• _TASK DIRECTIONS_:
Find the string "richtiger" and gather every line that holds it.

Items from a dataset
────

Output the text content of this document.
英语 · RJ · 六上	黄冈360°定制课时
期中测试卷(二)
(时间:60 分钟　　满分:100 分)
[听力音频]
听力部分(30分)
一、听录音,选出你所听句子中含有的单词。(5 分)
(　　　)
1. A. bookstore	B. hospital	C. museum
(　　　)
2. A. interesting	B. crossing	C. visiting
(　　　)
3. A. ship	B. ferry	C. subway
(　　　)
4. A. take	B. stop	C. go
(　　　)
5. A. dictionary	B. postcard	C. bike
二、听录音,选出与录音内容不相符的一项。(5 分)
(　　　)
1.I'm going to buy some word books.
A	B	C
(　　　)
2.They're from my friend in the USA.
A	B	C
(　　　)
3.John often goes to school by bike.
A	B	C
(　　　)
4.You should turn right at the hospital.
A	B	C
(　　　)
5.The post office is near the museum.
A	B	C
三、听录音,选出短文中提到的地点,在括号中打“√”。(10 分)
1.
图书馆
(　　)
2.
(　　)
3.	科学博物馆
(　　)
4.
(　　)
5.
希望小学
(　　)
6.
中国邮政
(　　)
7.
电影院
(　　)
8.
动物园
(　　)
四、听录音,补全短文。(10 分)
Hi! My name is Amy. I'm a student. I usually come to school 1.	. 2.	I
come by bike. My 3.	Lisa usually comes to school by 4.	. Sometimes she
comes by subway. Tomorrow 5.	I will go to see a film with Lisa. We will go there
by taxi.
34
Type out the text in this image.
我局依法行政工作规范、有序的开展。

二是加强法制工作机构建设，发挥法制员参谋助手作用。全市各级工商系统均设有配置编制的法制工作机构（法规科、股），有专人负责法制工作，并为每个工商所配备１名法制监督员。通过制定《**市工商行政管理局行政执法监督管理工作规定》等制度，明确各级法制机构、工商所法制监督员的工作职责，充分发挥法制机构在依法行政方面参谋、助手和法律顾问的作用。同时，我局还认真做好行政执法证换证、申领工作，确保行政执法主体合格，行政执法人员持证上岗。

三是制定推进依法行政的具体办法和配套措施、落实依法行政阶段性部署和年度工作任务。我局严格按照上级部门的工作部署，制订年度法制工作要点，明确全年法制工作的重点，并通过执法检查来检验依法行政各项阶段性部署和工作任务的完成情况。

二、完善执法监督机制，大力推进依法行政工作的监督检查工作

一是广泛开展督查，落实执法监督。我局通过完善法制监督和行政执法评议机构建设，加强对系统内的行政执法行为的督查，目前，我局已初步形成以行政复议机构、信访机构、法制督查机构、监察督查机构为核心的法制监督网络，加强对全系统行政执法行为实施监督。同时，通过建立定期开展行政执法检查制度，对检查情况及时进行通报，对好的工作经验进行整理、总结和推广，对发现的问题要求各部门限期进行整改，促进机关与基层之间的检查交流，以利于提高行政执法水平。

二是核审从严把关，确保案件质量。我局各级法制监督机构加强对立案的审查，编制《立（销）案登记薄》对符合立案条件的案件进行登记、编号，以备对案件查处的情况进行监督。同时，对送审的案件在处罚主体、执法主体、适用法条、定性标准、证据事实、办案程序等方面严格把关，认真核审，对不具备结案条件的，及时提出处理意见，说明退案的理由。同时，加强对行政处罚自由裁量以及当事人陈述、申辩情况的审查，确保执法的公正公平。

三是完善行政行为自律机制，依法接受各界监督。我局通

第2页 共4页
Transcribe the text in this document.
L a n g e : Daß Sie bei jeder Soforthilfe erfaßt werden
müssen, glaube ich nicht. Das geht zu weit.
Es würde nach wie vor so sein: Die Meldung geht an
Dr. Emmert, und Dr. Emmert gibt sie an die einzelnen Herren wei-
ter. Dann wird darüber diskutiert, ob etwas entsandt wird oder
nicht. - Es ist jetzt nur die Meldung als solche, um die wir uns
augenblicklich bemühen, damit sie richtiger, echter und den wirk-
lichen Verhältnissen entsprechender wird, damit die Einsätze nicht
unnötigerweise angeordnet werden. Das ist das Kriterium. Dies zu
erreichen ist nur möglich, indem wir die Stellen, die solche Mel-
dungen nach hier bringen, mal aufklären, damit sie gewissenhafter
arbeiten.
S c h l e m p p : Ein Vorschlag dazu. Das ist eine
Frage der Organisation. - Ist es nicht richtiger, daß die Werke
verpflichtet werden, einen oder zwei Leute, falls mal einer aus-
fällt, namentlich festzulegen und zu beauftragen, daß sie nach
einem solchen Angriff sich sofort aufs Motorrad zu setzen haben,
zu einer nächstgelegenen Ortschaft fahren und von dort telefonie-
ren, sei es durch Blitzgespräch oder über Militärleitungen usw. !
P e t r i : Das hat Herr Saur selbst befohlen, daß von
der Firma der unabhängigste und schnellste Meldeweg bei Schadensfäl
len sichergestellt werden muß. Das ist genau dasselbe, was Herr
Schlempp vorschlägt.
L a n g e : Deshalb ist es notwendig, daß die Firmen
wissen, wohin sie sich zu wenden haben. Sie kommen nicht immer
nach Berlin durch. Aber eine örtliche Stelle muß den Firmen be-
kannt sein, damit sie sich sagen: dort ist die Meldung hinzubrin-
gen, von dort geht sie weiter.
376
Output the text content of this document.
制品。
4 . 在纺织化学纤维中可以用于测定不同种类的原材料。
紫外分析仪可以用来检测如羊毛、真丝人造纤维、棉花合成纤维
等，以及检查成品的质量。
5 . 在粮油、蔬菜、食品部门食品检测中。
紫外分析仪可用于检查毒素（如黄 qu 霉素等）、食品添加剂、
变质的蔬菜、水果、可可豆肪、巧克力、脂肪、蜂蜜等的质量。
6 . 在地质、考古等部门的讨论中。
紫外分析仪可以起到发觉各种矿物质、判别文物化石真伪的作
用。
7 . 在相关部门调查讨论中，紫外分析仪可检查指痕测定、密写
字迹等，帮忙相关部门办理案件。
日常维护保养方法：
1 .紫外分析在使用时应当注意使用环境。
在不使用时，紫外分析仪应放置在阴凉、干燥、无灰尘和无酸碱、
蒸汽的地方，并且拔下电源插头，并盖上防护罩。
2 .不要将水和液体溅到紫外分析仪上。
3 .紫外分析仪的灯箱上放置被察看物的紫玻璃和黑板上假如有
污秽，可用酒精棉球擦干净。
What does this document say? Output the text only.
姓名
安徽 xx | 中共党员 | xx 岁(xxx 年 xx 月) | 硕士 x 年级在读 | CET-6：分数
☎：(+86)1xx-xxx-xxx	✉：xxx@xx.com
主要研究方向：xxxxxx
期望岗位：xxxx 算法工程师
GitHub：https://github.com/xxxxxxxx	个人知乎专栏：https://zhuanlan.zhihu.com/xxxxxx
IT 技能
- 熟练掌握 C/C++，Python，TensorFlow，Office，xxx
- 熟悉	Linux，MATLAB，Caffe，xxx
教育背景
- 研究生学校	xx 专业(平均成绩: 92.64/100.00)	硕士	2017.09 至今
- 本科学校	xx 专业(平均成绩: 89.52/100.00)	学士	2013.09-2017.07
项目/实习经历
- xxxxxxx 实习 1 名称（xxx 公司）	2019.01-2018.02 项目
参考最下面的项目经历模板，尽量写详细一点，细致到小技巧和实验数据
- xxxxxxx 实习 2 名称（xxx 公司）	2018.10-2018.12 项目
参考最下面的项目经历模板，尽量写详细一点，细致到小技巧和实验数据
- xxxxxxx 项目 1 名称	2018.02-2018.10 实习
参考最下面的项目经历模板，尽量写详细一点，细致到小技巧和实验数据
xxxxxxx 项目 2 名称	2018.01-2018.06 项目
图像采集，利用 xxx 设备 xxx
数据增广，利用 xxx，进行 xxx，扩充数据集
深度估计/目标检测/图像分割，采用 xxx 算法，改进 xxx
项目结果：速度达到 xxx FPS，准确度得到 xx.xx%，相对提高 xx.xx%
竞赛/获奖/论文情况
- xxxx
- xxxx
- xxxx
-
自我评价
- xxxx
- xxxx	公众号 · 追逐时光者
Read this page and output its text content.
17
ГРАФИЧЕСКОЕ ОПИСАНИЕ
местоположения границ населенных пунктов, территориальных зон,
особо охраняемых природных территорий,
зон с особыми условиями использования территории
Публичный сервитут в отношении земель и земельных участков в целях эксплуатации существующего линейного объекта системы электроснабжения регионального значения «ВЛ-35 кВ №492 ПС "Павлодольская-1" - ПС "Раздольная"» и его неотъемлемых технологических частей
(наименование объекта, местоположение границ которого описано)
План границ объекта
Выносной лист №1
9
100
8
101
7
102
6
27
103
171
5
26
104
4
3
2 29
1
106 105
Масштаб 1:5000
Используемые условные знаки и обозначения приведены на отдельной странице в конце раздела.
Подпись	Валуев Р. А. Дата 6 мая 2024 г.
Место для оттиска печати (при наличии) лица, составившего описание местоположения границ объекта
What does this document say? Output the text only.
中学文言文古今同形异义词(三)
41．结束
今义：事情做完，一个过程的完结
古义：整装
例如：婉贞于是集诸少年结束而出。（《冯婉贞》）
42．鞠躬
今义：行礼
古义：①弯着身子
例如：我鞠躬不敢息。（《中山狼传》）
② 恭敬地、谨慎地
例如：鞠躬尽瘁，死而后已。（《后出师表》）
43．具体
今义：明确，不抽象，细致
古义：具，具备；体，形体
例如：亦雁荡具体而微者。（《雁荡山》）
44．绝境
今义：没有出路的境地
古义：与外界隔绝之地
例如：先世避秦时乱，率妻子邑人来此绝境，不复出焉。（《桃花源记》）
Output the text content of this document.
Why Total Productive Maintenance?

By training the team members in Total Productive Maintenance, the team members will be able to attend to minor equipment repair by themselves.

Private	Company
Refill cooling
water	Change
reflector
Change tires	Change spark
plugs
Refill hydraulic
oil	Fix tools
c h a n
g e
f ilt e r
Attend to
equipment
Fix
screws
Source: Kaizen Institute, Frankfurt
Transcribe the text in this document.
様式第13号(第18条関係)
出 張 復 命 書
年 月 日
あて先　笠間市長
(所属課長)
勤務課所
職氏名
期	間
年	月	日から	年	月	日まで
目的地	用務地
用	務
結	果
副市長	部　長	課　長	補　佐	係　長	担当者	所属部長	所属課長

────

• _THE REPLY_:
augenblicklich bemühen, damit sie richtiger, echter und den wirk-
Frage der Organisation. - Ist es nicht richtiger, daß die Werke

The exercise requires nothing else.